━━━ DATA ROWS

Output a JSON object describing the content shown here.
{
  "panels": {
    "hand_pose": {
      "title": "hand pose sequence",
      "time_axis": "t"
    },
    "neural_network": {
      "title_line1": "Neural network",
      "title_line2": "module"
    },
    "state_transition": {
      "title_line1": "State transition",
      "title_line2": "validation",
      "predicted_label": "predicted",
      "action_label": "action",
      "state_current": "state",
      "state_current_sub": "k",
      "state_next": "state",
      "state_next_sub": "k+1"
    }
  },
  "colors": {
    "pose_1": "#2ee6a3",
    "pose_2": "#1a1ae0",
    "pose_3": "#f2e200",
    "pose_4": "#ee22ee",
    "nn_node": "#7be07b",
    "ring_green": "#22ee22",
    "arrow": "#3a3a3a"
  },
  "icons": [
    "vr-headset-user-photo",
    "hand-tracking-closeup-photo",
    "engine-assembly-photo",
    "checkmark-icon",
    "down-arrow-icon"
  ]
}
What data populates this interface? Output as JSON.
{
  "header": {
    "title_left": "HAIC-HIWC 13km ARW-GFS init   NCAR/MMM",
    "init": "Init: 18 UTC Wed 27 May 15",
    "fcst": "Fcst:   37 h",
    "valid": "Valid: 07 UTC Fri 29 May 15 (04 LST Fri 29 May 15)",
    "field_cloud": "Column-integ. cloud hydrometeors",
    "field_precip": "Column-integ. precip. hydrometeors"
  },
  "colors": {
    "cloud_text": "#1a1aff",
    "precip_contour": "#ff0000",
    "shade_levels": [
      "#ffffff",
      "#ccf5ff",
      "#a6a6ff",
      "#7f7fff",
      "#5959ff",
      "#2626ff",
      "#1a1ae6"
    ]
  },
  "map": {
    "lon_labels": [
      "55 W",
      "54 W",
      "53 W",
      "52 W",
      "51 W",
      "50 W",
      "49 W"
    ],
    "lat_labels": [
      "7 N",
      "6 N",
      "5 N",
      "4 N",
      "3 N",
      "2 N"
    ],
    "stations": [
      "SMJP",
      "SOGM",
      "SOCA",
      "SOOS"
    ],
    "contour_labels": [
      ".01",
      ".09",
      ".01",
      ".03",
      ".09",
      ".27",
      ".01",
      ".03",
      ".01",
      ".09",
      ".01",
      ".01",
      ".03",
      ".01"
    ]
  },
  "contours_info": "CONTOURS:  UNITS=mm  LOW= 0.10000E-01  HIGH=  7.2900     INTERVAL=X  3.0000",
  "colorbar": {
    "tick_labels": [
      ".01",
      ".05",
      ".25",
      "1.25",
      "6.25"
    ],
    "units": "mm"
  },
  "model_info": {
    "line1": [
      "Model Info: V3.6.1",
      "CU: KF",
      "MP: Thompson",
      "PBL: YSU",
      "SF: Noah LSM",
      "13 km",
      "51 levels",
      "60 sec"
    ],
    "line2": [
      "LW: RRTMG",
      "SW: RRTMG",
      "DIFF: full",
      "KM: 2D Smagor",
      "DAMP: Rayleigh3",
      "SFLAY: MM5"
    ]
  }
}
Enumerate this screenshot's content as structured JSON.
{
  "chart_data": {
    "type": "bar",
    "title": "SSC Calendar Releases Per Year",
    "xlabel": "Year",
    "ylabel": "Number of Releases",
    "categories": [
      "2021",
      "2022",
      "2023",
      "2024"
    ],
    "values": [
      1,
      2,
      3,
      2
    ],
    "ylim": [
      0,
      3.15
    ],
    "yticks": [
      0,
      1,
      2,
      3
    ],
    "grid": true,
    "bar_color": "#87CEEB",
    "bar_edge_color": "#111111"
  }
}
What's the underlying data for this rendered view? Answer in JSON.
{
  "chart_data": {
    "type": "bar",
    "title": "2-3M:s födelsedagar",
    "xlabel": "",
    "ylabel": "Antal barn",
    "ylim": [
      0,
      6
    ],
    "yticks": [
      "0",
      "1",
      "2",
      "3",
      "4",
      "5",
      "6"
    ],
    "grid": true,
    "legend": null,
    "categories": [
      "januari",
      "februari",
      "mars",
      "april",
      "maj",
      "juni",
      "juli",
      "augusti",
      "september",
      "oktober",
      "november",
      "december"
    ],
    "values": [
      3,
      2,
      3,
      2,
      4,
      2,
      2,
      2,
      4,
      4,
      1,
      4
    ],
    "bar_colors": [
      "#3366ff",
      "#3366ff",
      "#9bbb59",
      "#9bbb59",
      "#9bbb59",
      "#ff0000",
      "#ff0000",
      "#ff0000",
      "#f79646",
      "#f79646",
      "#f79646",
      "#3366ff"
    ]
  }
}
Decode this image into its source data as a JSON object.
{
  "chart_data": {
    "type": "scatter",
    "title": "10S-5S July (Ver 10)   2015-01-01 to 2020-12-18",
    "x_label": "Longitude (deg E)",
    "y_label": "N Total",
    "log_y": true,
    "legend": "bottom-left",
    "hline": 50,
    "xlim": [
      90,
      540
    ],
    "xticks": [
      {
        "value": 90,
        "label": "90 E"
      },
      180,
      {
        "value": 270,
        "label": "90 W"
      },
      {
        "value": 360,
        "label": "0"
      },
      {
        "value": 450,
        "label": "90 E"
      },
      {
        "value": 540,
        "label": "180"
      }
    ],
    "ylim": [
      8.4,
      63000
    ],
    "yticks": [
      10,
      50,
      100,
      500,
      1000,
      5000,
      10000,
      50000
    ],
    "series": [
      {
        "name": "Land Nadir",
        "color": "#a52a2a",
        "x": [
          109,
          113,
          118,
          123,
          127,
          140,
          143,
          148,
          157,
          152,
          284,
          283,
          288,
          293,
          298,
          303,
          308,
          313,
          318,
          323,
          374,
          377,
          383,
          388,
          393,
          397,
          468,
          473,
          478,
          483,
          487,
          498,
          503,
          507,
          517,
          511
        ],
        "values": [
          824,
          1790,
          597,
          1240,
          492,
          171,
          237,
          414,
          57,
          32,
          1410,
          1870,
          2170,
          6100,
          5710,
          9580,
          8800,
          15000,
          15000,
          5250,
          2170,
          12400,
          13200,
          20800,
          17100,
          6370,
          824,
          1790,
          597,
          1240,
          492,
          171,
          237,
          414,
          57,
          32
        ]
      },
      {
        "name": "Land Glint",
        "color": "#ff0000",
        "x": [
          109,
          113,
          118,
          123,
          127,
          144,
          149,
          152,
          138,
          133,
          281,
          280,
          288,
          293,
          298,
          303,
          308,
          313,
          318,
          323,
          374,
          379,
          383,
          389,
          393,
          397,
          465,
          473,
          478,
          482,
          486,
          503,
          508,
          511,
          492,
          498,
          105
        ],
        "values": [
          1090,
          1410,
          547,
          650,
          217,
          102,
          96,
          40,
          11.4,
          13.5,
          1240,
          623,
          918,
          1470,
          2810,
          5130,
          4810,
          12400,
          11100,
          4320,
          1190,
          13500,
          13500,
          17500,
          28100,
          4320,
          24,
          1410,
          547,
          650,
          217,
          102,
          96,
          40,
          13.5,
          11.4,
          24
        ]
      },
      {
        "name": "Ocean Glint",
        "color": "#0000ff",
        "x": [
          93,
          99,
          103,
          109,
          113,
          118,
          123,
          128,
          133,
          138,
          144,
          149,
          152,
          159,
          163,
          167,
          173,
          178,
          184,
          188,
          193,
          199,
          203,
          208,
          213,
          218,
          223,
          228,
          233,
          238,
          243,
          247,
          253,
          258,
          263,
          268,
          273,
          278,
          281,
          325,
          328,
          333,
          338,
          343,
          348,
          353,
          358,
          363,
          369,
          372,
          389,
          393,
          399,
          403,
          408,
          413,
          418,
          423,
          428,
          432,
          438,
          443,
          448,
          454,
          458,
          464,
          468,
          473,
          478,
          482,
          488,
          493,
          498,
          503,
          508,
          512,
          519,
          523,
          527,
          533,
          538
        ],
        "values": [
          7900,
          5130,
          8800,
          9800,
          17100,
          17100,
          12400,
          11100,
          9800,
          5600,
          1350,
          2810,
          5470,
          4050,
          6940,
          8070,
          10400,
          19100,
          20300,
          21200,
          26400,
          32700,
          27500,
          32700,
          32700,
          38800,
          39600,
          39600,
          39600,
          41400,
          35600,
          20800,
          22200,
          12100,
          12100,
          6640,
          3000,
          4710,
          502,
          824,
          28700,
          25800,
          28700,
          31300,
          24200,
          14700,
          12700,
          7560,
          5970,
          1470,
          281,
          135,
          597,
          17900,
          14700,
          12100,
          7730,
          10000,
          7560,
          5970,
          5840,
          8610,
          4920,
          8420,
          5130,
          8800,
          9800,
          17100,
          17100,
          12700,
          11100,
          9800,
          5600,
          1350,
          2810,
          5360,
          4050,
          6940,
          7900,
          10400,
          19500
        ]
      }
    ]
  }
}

━━━━━━

STATED GOAL
Each line with the string "Output" in it needs to be found and copied.

FINAL RESULT
Output a JSON object describing the content shown here.
What data populates this interface? Output as JSON.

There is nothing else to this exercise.